━━━ Material for this exercise

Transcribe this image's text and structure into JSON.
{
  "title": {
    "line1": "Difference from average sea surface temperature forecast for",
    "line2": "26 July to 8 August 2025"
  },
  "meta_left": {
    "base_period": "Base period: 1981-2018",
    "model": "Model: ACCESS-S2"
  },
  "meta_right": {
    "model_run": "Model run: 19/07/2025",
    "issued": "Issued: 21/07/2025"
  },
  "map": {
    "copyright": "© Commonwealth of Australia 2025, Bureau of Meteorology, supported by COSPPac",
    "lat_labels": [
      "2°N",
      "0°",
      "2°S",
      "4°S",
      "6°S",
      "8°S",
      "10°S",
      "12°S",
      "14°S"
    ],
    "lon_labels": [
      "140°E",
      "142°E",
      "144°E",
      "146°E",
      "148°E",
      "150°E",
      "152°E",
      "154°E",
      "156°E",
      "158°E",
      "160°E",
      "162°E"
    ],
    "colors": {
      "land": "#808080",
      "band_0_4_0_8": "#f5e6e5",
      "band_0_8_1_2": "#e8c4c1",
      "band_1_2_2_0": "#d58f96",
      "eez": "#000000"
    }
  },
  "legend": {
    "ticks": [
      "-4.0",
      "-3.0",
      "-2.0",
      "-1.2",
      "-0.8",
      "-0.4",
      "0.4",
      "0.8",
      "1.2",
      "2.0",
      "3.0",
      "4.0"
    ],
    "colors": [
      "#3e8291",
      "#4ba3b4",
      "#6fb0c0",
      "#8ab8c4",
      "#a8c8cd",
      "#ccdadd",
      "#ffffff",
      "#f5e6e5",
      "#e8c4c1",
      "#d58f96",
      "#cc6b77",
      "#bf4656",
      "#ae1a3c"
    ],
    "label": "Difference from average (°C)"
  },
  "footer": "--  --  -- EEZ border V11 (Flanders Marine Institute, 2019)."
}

━━━━━━

§ **Directions**
Extract the complete listing above, reproducing each line exactly.

§ **Result of the exercise**
Transcribe this image's text and structure into JSON.
{
  "title": {
    "line1": "Difference from average sea surface temperature forecast for",
    "line2": "26 July to 8 August 2025"
  },
  "meta_left": {
    "base_period": "Base period: 1981-2018",
    "model": "Model: ACCESS-S2"
  },
  "meta_right": {
    "model_run": "Model run: 19/07/2025",
    "issued": "Issued: 21/07/2025"
  },
  "map": {
    "copyright": "© Commonwealth of Australia 2025, Bureau of Meteorology, supported by COSPPac",
    "lat_labels": [
      "2°N",
      "0°",
      "2°S",
      "4°S",
      "6°S",
      "8°S",
      "10°S",
      "12°S",
      "14°S"
    ],
    "lon_labels": [
      "140°E",
      "142°E",
      "144°E",
      "146°E",
      "148°E",
      "150°E",
      "152°E",
      "154°E",
      "156°E",
      "158°E",
      "160°E",
      "162°E"
    ],
    "colors": {
      "land": "#808080",
      "band_0_4_0_8": "#f5e6e5",
      "band_0_8_1_2": "#e8c4c1",
      "band_1_2_2_0": "#d58f96",
      "eez": "#000000"
    }
  },
  "legend": {
    "ticks": [
      "-4.0",
      "-3.0",
      "-2.0",
      "-1.2",
      "-0.8",
      "-0.4",
      "0.4",
      "0.8",
      "1.2",
      "2.0",
      "3.0",
      "4.0"
    ],
    "colors": [
      "#3e8291",
      "#4ba3b4",
      "#6fb0c0",
      "#8ab8c4",
      "#a8c8cd",
      "#ccdadd",
      "#ffffff",
      "#f5e6e5",
      "#e8c4c1",
      "#d58f96",
      "#cc6b77",
      "#bf4656",
      "#ae1a3c"
    ],
    "label": "Difference from average (°C)"
  },
  "footer": "--  --  -- EEZ border V11 (Flanders Marine Institute, 2019)."
}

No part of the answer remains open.